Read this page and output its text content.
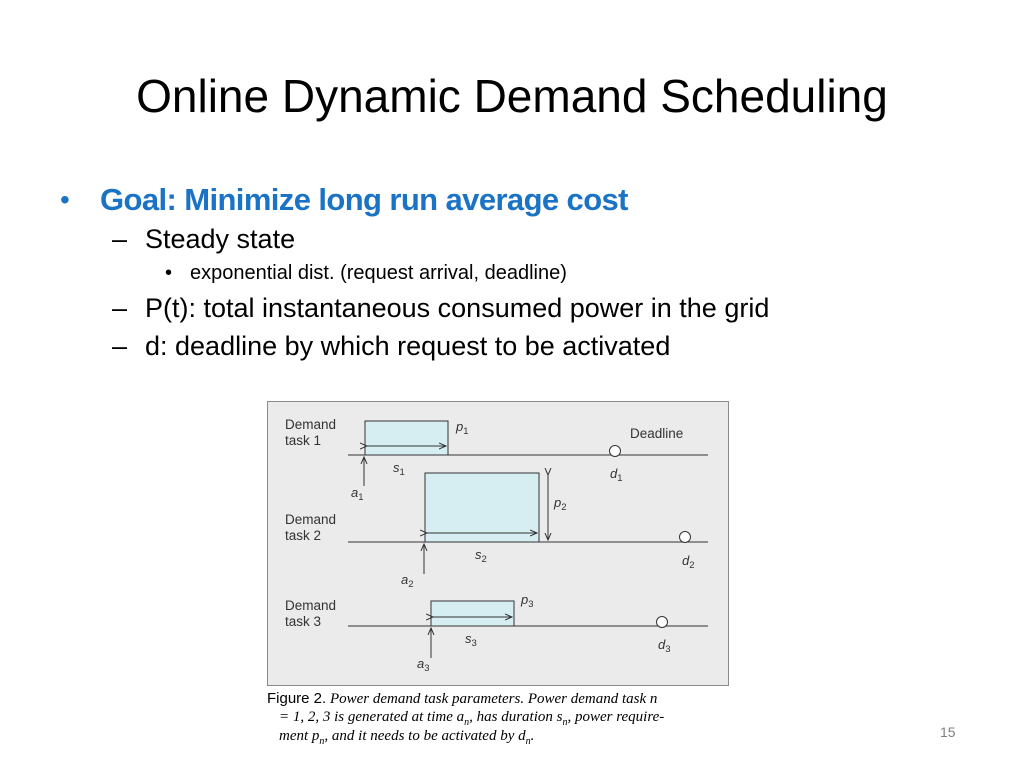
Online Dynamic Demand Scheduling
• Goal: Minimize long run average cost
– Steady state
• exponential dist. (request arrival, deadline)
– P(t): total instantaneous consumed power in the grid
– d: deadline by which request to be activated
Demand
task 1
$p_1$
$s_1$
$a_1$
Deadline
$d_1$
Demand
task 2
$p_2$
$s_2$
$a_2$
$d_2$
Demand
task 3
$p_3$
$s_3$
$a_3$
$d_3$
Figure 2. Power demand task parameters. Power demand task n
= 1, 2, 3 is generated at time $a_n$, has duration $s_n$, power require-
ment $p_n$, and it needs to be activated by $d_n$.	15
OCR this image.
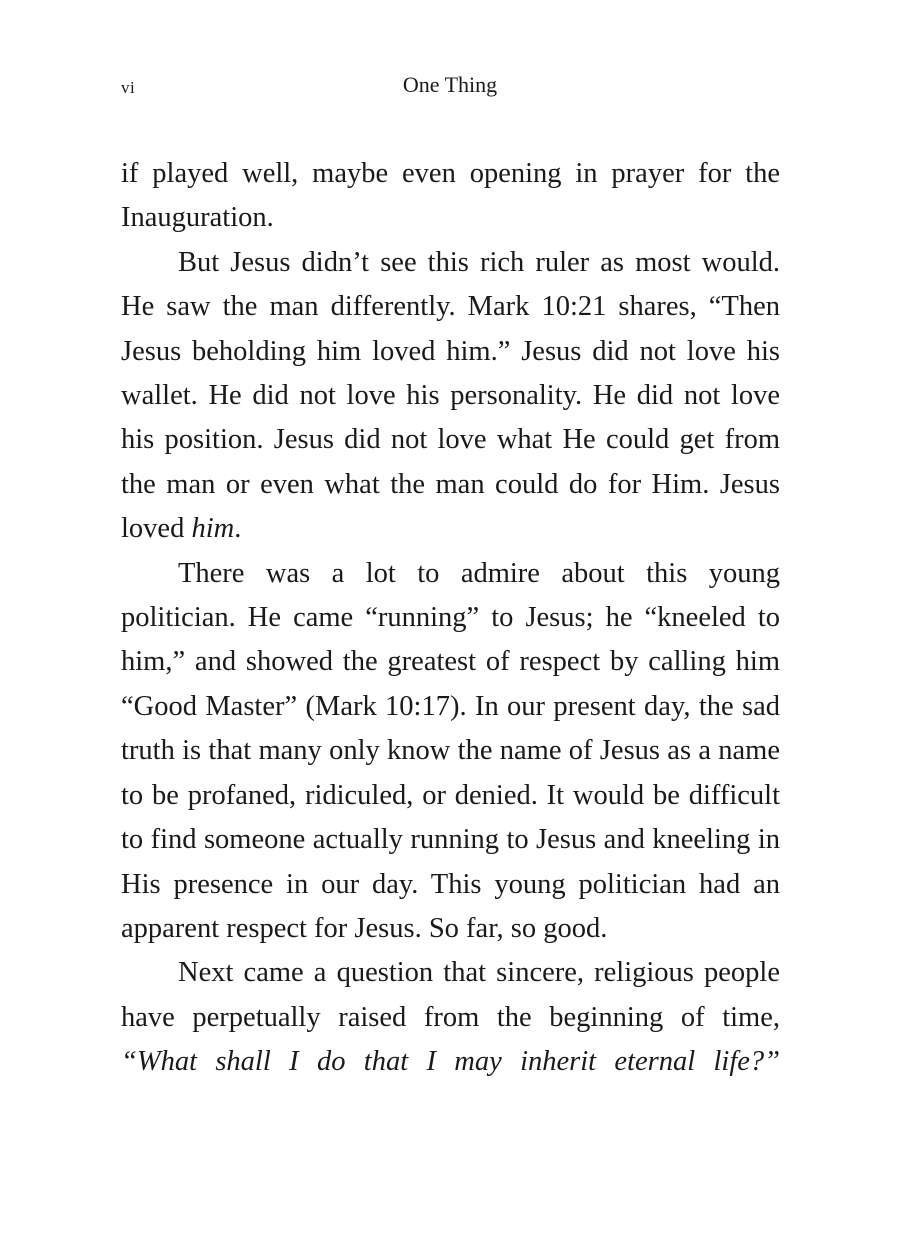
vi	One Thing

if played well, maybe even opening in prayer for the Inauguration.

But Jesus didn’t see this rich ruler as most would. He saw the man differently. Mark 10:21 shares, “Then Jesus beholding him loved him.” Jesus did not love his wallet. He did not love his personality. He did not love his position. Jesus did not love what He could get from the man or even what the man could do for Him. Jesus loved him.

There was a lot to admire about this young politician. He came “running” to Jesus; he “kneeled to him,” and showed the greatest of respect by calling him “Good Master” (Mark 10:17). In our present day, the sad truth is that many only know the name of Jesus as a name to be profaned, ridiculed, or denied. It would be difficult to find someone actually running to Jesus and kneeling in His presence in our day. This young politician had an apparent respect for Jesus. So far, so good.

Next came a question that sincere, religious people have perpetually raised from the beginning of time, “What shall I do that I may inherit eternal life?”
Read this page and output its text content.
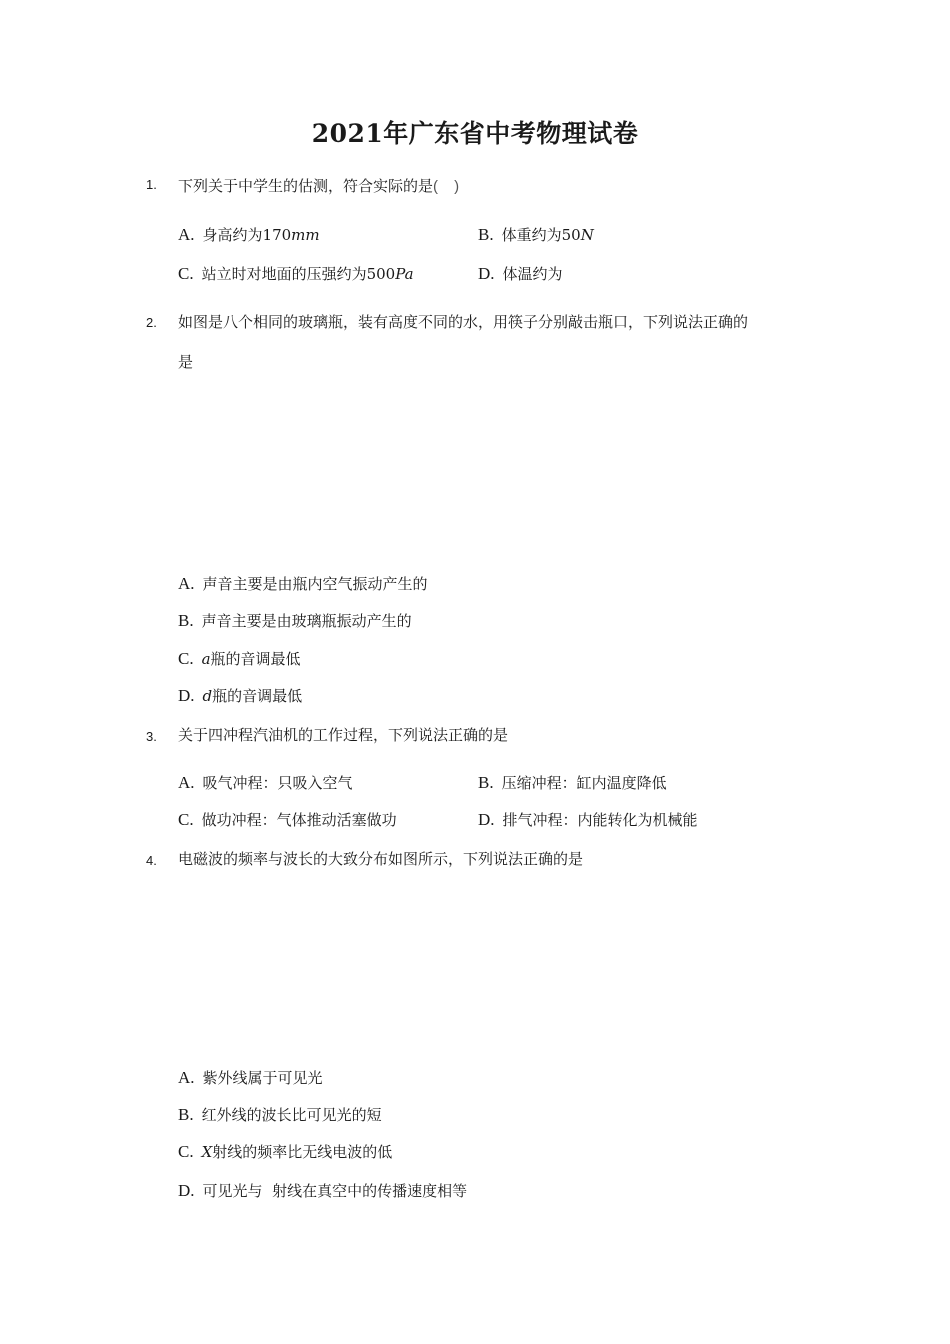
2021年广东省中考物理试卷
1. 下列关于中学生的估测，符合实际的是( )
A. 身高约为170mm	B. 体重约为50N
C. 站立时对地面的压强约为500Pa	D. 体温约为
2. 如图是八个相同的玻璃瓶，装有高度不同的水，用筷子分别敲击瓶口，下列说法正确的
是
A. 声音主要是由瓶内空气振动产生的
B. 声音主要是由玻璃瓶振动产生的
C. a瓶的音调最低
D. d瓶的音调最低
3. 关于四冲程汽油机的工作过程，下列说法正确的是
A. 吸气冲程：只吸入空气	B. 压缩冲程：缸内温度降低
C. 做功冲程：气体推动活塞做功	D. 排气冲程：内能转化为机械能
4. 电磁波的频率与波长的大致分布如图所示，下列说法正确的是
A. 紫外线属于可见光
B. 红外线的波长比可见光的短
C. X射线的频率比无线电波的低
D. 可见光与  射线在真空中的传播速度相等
★ ★ ★ ★
▶ [What to produce] Scan the lines above for "Jesus", then copy every one that has it.

▶ [Written solution]
But Jesus didn’t see this rich ruler as most would. He saw the man differently. Mark 10:21 shares, “Then Jesus beholding him loved him.” Jesus did not love his wallet. He did not love his personality. He did not love his position. Jesus did not love what He could get from the man or even what the man could do for Him. Jesus loved him.
There was a lot to admire about this young politician. He came “running” to Jesus; he “kneeled to him,” and showed the greatest of respect by calling him “Good Master” (Mark 10:17). In our present day, the sad truth is that many only know the name of Jesus as a name to be profaned, ridiculed, or denied. It would be difficult to find someone actually running to Jesus and kneeling in His presence in our day. This young politician had an apparent respect for Jesus. So far, so good.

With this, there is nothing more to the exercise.